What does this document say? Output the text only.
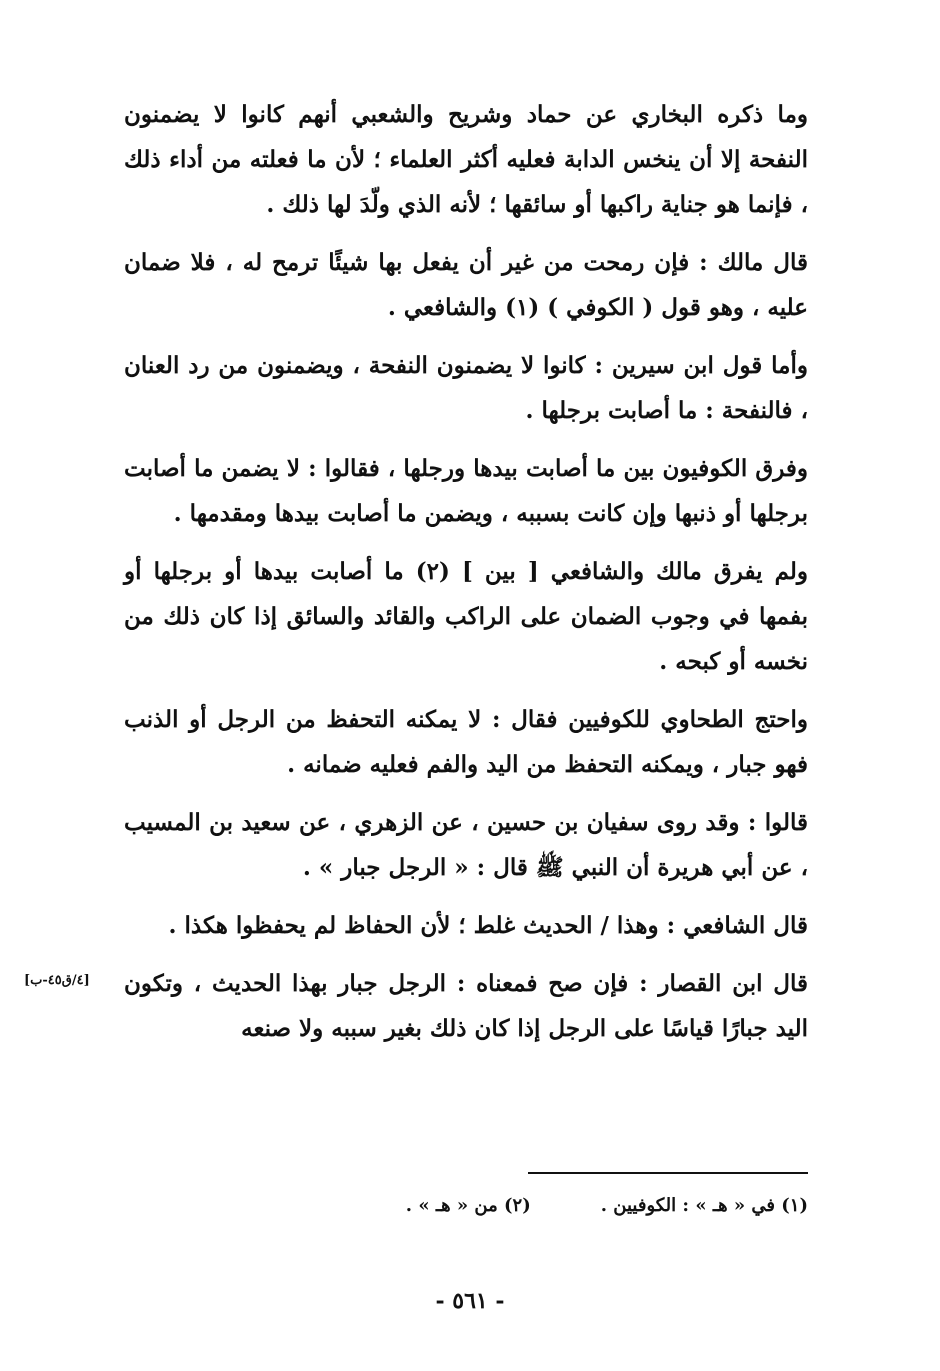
وما ذكره البخاري عن حماد وشريح والشعبي أنهم كانوا لا يضمنون النفحة إلا أن ينخس الدابة فعليه أكثر العلماء ؛ لأن ما فعلته من أداء ذلك ، فإنما هو جناية راكبها أو سائقها ؛ لأنه الذي ولّدَ لها ذلك .

قال مالك : فإن رمحت من غير أن يفعل بها شيئًا ترمح له ، فلا ضمان عليه ، وهو قول ( الكوفي ) (١) والشافعي .

وأما قول ابن سيرين : كانوا لا يضمنون النفحة ، ويضمنون من رد العنان ، فالنفحة : ما أصابت برجلها .

وفرق الكوفيون بين ما أصابت بيدها ورجلها ، فقالوا : لا يضمن ما أصابت برجلها أو ذنبها وإن كانت بسببه ، ويضمن ما أصابت بيدها ومقدمها .

ولم يفرق مالك والشافعي [ بين ] (٢) ما أصابت بيدها أو برجلها أو بفمها في وجوب الضمان على الراكب والقائد والسائق إذا كان ذلك من نخسه أو كبحه .

واحتج الطحاوي للكوفيين فقال : لا يمكنه التحفظ من الرجل أو الذنب فهو جبار ، ويمكنه التحفظ من اليد والفم فعليه ضمانه .

قالوا : وقد روى سفيان بن حسين ، عن الزهري ، عن سعيد بن المسيب ، عن أبي هريرة أن النبي ﷺ قال : « الرجل جبار » .

قال الشافعي : وهذا / الحديث غلط ؛ لأن الحفاظ لم يحفظوا هكذا .

قال ابن القصار : فإن صح فمعناه : الرجل جبار بهذا الحديث ، وتكون اليد جبارًا قياسًا على الرجل إذا كان ذلك بغير سببه ولا صنعه

[٤/ق٤٥-ب]
(١) في « هـ » : الكوفيين .
(٢) من « هـ » .
- ٥٦١ -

What is needed
Copy every line of the data that holds the string "بيدها".

Output of the exercise
وفرق الكوفيون بين ما أصابت بيدها ورجلها ، فقالوا : لا يضمن ما أصابت برجلها أو ذنبها وإن كانت بسببه ، ويضمن ما أصابت بيدها ومقدمها .
ولم يفرق مالك والشافعي [ بين ] (٢) ما أصابت بيدها أو برجلها أو بفمها في وجوب الضمان على الراكب والقائد والسائق إذا كان ذلك من نخسه أو كبحه .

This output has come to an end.